# What to work on:
Set down each line of the entries below verbatim, preserving every character and the original order.

(Collection entries)
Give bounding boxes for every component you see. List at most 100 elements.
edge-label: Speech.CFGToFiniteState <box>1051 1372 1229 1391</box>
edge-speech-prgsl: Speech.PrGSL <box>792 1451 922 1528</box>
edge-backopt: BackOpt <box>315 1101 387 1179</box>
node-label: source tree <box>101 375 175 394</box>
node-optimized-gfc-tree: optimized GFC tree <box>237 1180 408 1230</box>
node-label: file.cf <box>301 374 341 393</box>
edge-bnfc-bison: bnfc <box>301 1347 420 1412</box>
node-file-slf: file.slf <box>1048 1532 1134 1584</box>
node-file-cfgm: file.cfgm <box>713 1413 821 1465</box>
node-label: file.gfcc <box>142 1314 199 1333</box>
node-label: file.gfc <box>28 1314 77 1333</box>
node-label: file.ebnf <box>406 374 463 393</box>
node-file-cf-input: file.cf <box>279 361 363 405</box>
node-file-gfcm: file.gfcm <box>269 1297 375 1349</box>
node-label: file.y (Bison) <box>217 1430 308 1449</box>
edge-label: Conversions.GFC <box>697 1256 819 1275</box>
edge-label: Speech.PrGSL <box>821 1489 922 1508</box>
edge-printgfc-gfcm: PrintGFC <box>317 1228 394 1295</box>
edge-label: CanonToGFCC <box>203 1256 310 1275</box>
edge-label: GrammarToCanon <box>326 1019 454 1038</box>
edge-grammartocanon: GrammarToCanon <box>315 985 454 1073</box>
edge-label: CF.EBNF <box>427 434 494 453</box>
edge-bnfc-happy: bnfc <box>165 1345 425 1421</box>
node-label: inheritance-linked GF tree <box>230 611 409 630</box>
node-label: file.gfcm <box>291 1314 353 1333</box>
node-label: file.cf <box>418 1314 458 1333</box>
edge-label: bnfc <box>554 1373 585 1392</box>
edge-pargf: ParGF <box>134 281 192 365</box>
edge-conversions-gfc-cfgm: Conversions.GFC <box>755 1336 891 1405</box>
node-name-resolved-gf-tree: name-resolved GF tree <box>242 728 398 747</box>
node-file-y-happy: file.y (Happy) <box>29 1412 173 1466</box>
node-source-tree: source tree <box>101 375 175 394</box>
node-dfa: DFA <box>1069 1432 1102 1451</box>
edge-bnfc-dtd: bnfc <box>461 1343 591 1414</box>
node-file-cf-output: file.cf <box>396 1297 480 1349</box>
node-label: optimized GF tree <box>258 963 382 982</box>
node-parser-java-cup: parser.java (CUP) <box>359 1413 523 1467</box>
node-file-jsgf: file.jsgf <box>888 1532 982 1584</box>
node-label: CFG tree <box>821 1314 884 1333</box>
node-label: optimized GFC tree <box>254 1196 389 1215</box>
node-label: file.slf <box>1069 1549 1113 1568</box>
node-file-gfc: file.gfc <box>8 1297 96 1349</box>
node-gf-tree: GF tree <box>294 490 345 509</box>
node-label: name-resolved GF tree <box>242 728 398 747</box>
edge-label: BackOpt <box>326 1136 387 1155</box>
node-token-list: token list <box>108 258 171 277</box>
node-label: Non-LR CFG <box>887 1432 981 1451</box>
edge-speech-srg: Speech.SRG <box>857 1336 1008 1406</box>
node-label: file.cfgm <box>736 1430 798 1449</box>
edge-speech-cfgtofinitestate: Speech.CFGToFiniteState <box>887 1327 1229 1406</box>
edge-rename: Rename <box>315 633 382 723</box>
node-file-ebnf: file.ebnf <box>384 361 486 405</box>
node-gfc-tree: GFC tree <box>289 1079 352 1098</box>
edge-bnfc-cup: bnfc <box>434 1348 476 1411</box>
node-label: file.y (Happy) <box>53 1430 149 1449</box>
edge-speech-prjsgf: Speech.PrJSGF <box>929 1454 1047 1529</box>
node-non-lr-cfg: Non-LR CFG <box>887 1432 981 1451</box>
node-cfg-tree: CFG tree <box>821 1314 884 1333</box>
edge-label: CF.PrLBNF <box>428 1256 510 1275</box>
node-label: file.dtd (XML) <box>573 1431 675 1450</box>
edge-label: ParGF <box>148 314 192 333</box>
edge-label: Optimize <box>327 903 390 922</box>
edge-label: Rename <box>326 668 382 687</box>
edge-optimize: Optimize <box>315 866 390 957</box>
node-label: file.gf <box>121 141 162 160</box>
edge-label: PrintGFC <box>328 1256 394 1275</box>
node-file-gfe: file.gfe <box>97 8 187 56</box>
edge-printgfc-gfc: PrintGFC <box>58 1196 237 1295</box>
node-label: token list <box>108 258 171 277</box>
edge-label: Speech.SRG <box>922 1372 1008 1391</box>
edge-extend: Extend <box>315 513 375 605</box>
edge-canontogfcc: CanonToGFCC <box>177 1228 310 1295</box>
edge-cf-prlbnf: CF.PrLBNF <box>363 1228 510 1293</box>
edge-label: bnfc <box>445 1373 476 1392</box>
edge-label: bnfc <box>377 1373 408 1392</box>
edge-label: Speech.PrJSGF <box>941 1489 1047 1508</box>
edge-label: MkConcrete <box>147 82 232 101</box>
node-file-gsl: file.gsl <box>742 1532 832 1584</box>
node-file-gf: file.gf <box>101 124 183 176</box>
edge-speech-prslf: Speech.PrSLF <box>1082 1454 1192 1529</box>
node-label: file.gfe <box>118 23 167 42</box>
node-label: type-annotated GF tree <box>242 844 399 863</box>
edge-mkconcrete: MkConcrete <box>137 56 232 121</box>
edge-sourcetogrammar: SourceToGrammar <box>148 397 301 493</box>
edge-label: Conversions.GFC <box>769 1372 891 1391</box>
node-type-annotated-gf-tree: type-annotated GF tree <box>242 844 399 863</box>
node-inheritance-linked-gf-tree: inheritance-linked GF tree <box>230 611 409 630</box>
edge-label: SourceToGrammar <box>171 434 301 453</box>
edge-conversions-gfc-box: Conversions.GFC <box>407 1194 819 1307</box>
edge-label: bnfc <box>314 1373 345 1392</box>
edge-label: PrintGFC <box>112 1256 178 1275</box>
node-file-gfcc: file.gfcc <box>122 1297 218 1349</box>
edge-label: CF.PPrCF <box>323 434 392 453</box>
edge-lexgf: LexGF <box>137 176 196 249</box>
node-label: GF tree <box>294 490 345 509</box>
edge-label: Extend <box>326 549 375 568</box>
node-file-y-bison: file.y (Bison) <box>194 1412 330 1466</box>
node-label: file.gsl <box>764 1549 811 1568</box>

# Answer for this exercise:
Give bounding boxes for every component you see. List at most 100 elements.
edge-label: Speech.CFGToFiniteState <box>1051 1372 1229 1391</box>
edge-speech-prgsl: Speech.PrGSL <box>792 1451 922 1528</box>
edge-backopt: BackOpt <box>315 1101 387 1179</box>
node-label: source tree <box>101 375 175 394</box>
node-optimized-gfc-tree: optimized GFC tree <box>237 1180 408 1230</box>
node-label: file.cf <box>301 374 341 393</box>
edge-bnfc-bison: bnfc <box>301 1347 420 1412</box>
node-file-slf: file.slf <box>1048 1532 1134 1584</box>
node-file-cfgm: file.cfgm <box>713 1413 821 1465</box>
node-label: file.gfcc <box>142 1314 199 1333</box>
node-label: file.gfc <box>28 1314 77 1333</box>
node-label: file.ebnf <box>406 374 463 393</box>
node-file-cf-input: file.cf <box>279 361 363 405</box>
node-file-gfcm: file.gfcm <box>269 1297 375 1349</box>
node-label: file.y (Bison) <box>217 1430 308 1449</box>
edge-label: Conversions.GFC <box>697 1256 819 1275</box>
edge-label: Speech.PrGSL <box>821 1489 922 1508</box>
edge-printgfc-gfcm: PrintGFC <box>317 1228 394 1295</box>
edge-label: CanonToGFCC <box>203 1256 310 1275</box>
edge-label: GrammarToCanon <box>326 1019 454 1038</box>
edge-grammartocanon: GrammarToCanon <box>315 985 454 1073</box>
edge-label: CF.EBNF <box>427 434 494 453</box>
edge-bnfc-happy: bnfc <box>165 1345 425 1421</box>
node-label: inheritance-linked GF tree <box>230 611 409 630</box>
node-label: file.gfcm <box>291 1314 353 1333</box>
node-label: file.cf <box>418 1314 458 1333</box>
edge-label: bnfc <box>554 1373 585 1392</box>
edge-pargf: ParGF <box>134 281 192 365</box>
edge-conversions-gfc-cfgm: Conversions.GFC <box>755 1336 891 1405</box>
node-name-resolved-gf-tree: name-resolved GF tree <box>242 728 398 747</box>
node-file-y-happy: file.y (Happy) <box>29 1412 173 1466</box>
node-source-tree: source tree <box>101 375 175 394</box>
node-dfa: DFA <box>1069 1432 1102 1451</box>
edge-bnfc-dtd: bnfc <box>461 1343 591 1414</box>
node-file-cf-output: file.cf <box>396 1297 480 1349</box>
node-label: optimized GF tree <box>258 963 382 982</box>
node-parser-java-cup: parser.java (CUP) <box>359 1413 523 1467</box>
node-file-jsgf: file.jsgf <box>888 1532 982 1584</box>
node-label: CFG tree <box>821 1314 884 1333</box>
node-label: optimized GFC tree <box>254 1196 389 1215</box>
node-label: file.slf <box>1069 1549 1113 1568</box>
node-file-gfc: file.gfc <box>8 1297 96 1349</box>
node-gf-tree: GF tree <box>294 490 345 509</box>
node-label: name-resolved GF tree <box>242 728 398 747</box>
edge-label: BackOpt <box>326 1136 387 1155</box>
node-token-list: token list <box>108 258 171 277</box>
node-label: Non-LR CFG <box>887 1432 981 1451</box>
edge-speech-srg: Speech.SRG <box>857 1336 1008 1406</box>
node-label: file.cfgm <box>736 1430 798 1449</box>
edge-speech-cfgtofinitestate: Speech.CFGToFiniteState <box>887 1327 1229 1406</box>
edge-rename: Rename <box>315 633 382 723</box>
node-file-ebnf: file.ebnf <box>384 361 486 405</box>
node-gfc-tree: GFC tree <box>289 1079 352 1098</box>
edge-bnfc-cup: bnfc <box>434 1348 476 1411</box>
node-label: file.y (Happy) <box>53 1430 149 1449</box>
edge-speech-prjsgf: Speech.PrJSGF <box>929 1454 1047 1529</box>
node-non-lr-cfg: Non-LR CFG <box>887 1432 981 1451</box>
node-cfg-tree: CFG tree <box>821 1314 884 1333</box>
edge-label: CF.PrLBNF <box>428 1256 510 1275</box>
node-label: file.dtd (XML) <box>573 1431 675 1450</box>
edge-label: ParGF <box>148 314 192 333</box>
edge-label: Optimize <box>327 903 390 922</box>
edge-label: Rename <box>326 668 382 687</box>
edge-optimize: Optimize <box>315 866 390 957</box>
node-label: file.gf <box>121 141 162 160</box>
edge-label: PrintGFC <box>328 1256 394 1275</box>
node-file-gfe: file.gfe <box>97 8 187 56</box>
edge-printgfc-gfc: PrintGFC <box>58 1196 237 1295</box>
node-label: token list <box>108 258 171 277</box>
edge-label: Speech.SRG <box>922 1372 1008 1391</box>
edge-extend: Extend <box>315 513 375 605</box>
edge-canontogfcc: CanonToGFCC <box>177 1228 310 1295</box>
edge-cf-prlbnf: CF.PrLBNF <box>363 1228 510 1293</box>
edge-label: bnfc <box>445 1373 476 1392</box>
edge-label: bnfc <box>377 1373 408 1392</box>
edge-label: Speech.PrJSGF <box>941 1489 1047 1508</box>
edge-label: MkConcrete <box>147 82 232 101</box>
node-file-gsl: file.gsl <box>742 1532 832 1584</box>
node-file-gf: file.gf <box>101 124 183 176</box>
edge-speech-prslf: Speech.PrSLF <box>1082 1454 1192 1529</box>
node-label: file.gfe <box>118 23 167 42</box>
node-label: type-annotated GF tree <box>242 844 399 863</box>
edge-mkconcrete: MkConcrete <box>137 56 232 121</box>
edge-sourcetogrammar: SourceToGrammar <box>148 397 301 493</box>
edge-label: Conversions.GFC <box>769 1372 891 1391</box>
node-type-annotated-gf-tree: type-annotated GF tree <box>242 844 399 863</box>
node-inheritance-linked-gf-tree: inheritance-linked GF tree <box>230 611 409 630</box>
edge-label: SourceToGrammar <box>171 434 301 453</box>
edge-conversions-gfc-box: Conversions.GFC <box>407 1194 819 1307</box>
edge-label: bnfc <box>314 1373 345 1392</box>
edge-label: PrintGFC <box>112 1256 178 1275</box>
node-file-gfcc: file.gfcc <box>122 1297 218 1349</box>
edge-label: CF.PPrCF <box>323 434 392 453</box>
edge-lexgf: LexGF <box>137 176 196 249</box>
node-label: GF tree <box>294 490 345 509</box>
edge-label: Extend <box>326 549 375 568</box>
node-file-y-bison: file.y (Bison) <box>194 1412 330 1466</box>
node-label: file.gsl <box>764 1549 811 1568</box>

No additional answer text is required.